What to do
Word for word, print each line of the listing below; pictures stay out.

Given entries
——
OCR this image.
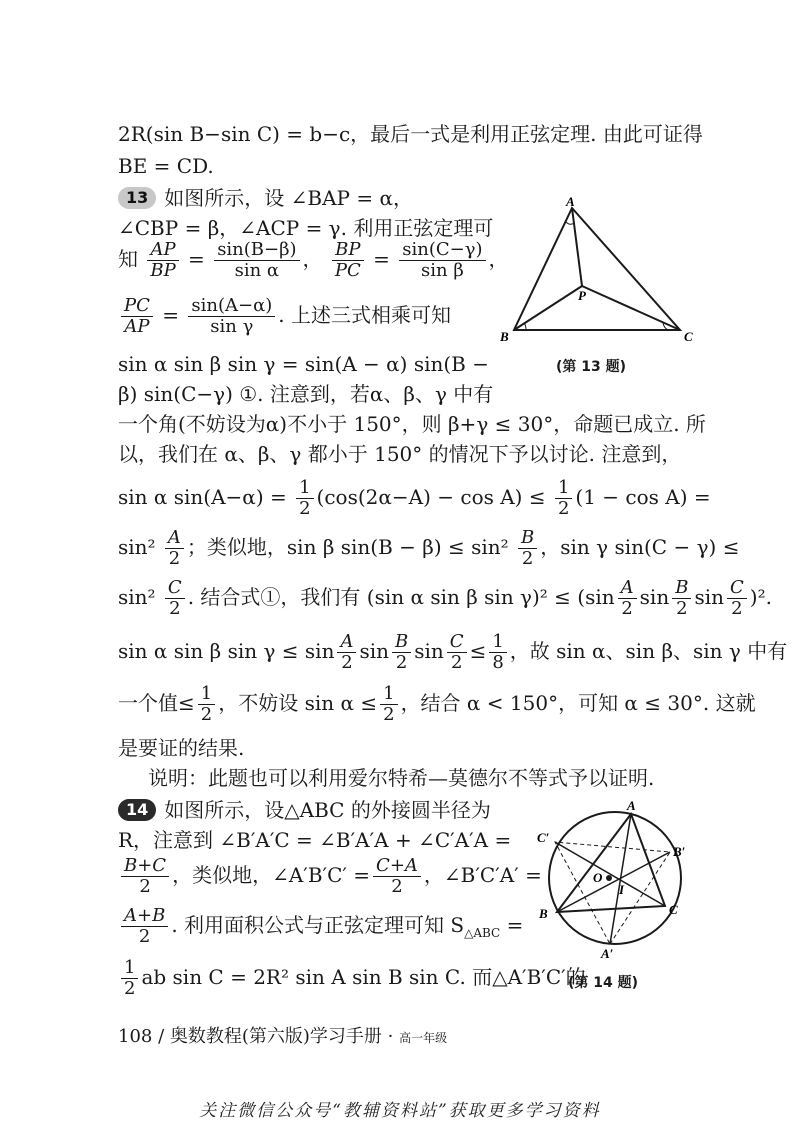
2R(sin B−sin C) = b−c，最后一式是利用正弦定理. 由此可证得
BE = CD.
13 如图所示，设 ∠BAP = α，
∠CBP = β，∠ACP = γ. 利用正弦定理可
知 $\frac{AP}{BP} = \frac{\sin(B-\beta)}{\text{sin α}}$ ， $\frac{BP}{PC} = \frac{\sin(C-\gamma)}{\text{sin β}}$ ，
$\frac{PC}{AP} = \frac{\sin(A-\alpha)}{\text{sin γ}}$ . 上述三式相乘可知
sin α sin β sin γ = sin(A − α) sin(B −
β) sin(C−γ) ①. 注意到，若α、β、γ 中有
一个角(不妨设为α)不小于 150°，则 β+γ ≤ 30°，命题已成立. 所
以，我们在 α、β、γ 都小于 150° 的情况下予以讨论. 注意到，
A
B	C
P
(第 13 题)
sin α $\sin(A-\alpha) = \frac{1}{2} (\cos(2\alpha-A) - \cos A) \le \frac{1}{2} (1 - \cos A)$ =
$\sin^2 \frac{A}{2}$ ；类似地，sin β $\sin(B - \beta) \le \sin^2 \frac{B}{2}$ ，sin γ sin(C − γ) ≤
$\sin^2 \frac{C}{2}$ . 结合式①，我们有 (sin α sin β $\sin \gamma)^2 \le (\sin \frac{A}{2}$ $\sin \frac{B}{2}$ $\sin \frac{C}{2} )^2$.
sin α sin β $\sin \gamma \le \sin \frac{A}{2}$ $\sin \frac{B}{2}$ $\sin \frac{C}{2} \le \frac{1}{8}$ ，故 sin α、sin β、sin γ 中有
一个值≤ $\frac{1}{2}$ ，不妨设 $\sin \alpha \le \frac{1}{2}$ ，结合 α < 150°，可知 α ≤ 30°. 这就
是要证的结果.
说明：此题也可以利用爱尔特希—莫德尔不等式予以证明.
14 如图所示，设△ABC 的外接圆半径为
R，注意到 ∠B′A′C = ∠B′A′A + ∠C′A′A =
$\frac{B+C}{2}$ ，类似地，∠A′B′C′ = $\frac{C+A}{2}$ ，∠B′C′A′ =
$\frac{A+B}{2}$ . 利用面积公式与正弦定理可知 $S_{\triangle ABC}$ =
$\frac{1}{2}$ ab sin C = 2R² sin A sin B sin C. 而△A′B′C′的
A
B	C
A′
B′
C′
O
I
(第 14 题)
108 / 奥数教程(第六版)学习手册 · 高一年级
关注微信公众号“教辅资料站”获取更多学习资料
——
Answer to this task
OCR this image.
2R(sin B−sin C) = b−c，最后一式是利用正弦定理. 由此可证得
BE = CD.
13 如图所示，设 ∠BAP = α，
∠CBP = β，∠ACP = γ. 利用正弦定理可
知 $\frac{AP}{BP} = \frac{\sin(B-\beta)}{\text{sin α}}$ ， $\frac{BP}{PC} = \frac{\sin(C-\gamma)}{\text{sin β}}$ ，
$\frac{PC}{AP} = \frac{\sin(A-\alpha)}{\text{sin γ}}$ . 上述三式相乘可知
sin α sin β sin γ = sin(A − α) sin(B −
β) sin(C−γ) ①. 注意到，若α、β、γ 中有
一个角(不妨设为α)不小于 150°，则 β+γ ≤ 30°，命题已成立. 所
以，我们在 α、β、γ 都小于 150° 的情况下予以讨论. 注意到，
A
B	C
P
(第 13 题)
sin α $\sin(A-\alpha) = \frac{1}{2} (\cos(2\alpha-A) - \cos A) \le \frac{1}{2} (1 - \cos A)$ =
$\sin^2 \frac{A}{2}$ ；类似地，sin β $\sin(B - \beta) \le \sin^2 \frac{B}{2}$ ，sin γ sin(C − γ) ≤
$\sin^2 \frac{C}{2}$ . 结合式①，我们有 (sin α sin β $\sin \gamma)^2 \le (\sin \frac{A}{2}$ $\sin \frac{B}{2}$ $\sin \frac{C}{2} )^2$.
sin α sin β $\sin \gamma \le \sin \frac{A}{2}$ $\sin \frac{B}{2}$ $\sin \frac{C}{2} \le \frac{1}{8}$ ，故 sin α、sin β、sin γ 中有
一个值≤ $\frac{1}{2}$ ，不妨设 $\sin \alpha \le \frac{1}{2}$ ，结合 α < 150°，可知 α ≤ 30°. 这就
是要证的结果.
说明：此题也可以利用爱尔特希—莫德尔不等式予以证明.
14 如图所示，设△ABC 的外接圆半径为
R，注意到 ∠B′A′C = ∠B′A′A + ∠C′A′A =
$\frac{B+C}{2}$ ，类似地，∠A′B′C′ = $\frac{C+A}{2}$ ，∠B′C′A′ =
$\frac{A+B}{2}$ . 利用面积公式与正弦定理可知 $S_{\triangle ABC}$ =
$\frac{1}{2}$ ab sin C = 2R² sin A sin B sin C. 而△A′B′C′的
A
B	C
A′
B′
C′
O
I
(第 14 题)
108 / 奥数教程(第六版)学习手册 · 高一年级
关注微信公众号“教辅资料站”获取更多学习资料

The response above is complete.